Every line below that contains "Desarrollar" is to be copied.

- [EXTRACTED RECORDS]
------------------------------------------------------------

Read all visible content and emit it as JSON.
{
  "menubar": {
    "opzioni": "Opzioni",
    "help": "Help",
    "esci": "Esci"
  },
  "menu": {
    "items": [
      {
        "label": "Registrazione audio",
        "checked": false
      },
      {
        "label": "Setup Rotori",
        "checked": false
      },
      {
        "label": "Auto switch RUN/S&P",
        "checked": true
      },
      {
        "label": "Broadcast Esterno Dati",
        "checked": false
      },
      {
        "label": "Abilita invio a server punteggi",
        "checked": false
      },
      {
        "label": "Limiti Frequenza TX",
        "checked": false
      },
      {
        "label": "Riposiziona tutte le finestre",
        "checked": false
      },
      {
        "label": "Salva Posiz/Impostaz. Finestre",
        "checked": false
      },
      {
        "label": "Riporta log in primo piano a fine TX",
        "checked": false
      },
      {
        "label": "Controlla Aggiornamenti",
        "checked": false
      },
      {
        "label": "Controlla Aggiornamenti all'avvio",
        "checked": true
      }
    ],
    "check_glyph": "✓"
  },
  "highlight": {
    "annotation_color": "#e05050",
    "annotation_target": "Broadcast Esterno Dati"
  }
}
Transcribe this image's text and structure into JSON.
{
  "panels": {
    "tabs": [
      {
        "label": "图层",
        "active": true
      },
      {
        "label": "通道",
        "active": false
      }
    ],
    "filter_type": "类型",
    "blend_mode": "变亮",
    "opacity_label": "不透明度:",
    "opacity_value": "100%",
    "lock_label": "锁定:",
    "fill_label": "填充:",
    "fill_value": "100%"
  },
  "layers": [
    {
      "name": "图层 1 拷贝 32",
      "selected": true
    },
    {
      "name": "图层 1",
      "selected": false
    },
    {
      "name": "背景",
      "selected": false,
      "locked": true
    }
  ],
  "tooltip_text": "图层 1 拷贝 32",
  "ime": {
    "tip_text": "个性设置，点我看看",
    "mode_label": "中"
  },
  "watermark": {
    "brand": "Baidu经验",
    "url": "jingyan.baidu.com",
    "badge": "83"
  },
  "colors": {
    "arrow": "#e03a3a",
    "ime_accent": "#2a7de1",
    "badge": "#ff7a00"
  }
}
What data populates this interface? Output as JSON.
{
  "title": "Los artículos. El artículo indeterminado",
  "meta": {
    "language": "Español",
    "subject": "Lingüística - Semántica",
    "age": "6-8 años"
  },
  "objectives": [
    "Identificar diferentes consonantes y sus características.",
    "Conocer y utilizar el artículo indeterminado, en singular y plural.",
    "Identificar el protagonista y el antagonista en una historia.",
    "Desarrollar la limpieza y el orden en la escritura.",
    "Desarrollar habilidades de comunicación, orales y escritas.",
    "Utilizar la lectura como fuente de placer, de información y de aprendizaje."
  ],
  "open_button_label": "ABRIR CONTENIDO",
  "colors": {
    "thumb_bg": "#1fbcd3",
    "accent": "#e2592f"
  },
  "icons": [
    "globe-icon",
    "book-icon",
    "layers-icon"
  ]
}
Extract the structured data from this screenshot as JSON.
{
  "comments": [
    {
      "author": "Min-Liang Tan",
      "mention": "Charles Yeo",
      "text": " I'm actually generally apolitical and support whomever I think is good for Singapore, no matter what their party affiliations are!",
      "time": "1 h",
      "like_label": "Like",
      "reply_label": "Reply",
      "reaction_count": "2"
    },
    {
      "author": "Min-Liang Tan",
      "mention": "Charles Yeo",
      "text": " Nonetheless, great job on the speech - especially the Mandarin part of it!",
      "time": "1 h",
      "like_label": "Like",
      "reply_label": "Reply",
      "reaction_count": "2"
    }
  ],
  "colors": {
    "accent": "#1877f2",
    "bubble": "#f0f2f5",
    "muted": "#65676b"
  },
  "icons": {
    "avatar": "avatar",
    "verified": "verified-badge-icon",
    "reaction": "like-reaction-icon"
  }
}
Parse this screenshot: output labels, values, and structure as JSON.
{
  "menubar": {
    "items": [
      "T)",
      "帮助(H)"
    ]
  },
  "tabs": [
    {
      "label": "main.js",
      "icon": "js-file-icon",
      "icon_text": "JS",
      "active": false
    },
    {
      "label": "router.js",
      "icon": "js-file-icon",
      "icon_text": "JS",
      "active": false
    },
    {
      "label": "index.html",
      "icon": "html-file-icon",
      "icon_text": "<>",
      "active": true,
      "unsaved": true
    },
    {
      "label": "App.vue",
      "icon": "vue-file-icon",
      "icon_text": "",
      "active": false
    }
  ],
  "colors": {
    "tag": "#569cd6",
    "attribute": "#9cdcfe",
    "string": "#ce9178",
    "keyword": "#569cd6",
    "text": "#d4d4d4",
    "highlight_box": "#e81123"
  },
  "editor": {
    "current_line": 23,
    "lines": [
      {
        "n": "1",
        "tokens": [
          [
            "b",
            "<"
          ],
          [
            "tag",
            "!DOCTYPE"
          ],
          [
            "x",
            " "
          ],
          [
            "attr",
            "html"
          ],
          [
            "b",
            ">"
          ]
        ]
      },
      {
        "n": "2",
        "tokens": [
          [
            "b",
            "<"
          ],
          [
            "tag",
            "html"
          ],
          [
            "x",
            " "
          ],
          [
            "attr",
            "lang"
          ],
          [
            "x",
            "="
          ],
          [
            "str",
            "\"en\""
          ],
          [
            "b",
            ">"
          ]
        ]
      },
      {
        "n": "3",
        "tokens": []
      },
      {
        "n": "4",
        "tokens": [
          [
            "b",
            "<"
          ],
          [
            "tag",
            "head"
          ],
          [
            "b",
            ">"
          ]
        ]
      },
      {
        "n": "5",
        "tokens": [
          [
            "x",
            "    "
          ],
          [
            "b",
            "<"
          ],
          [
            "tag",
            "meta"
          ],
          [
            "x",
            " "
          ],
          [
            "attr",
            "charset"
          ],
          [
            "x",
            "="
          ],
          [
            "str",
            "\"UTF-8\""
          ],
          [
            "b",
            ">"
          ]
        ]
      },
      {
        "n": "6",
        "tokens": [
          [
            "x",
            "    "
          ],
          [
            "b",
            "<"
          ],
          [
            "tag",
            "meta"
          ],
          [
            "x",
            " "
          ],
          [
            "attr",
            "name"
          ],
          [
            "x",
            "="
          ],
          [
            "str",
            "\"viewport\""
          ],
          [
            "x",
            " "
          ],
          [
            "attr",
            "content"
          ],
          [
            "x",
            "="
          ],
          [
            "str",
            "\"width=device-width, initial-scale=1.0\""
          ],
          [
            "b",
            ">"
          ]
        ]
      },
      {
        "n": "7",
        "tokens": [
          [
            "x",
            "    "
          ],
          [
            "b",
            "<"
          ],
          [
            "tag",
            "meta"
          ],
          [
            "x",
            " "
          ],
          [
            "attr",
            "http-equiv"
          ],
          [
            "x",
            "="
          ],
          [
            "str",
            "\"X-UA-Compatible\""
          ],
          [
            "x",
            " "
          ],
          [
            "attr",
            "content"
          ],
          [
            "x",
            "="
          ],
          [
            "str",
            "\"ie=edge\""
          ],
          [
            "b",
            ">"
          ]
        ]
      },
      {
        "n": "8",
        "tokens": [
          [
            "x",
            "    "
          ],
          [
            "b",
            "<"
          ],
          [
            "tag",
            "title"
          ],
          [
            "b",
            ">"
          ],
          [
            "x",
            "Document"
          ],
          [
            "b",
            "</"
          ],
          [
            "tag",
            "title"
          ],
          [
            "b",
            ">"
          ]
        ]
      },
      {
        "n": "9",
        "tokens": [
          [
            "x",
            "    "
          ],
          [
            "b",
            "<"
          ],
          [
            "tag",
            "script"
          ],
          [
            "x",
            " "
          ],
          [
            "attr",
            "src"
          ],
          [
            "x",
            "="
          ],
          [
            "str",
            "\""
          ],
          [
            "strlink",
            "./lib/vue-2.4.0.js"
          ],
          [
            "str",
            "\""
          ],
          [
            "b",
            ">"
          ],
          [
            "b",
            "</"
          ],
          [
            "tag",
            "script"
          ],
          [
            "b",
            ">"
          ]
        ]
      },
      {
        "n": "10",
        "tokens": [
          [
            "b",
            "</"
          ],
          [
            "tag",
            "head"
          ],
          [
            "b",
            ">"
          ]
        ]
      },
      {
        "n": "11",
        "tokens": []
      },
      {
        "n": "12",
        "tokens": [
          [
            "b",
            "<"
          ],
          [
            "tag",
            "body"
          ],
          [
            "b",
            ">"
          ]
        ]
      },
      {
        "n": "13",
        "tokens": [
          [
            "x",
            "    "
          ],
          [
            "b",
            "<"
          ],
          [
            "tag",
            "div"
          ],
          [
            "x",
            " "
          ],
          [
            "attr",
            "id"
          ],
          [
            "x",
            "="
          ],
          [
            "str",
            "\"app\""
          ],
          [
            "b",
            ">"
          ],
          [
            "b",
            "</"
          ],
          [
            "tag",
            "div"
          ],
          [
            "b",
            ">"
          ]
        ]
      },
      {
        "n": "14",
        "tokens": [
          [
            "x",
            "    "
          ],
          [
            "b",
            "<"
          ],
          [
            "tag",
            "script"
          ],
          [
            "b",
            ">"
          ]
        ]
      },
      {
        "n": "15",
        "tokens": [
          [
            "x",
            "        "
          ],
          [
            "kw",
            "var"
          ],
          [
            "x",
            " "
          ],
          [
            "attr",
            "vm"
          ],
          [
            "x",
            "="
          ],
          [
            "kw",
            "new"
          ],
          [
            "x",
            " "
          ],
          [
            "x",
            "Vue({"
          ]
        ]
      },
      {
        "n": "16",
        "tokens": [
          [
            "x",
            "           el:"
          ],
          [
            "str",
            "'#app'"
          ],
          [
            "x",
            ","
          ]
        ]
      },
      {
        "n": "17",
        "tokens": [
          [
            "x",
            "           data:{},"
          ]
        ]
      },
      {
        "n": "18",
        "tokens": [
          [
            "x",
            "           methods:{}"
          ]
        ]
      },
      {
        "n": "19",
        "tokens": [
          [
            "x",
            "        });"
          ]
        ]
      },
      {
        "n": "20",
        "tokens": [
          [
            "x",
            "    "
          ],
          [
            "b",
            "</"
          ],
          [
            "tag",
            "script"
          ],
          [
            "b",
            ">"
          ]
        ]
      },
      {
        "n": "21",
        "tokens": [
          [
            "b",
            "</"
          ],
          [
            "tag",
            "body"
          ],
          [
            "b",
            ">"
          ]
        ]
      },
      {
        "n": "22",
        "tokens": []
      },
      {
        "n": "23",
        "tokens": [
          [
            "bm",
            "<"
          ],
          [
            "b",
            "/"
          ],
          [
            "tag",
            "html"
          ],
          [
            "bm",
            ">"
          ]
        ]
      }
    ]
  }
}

------------------------------------------------------------

- [RESPONSE]
    "Desarrollar la limpieza y el orden en la escritura.",
    "Desarrollar habilidades de comunicación, orales y escritas.",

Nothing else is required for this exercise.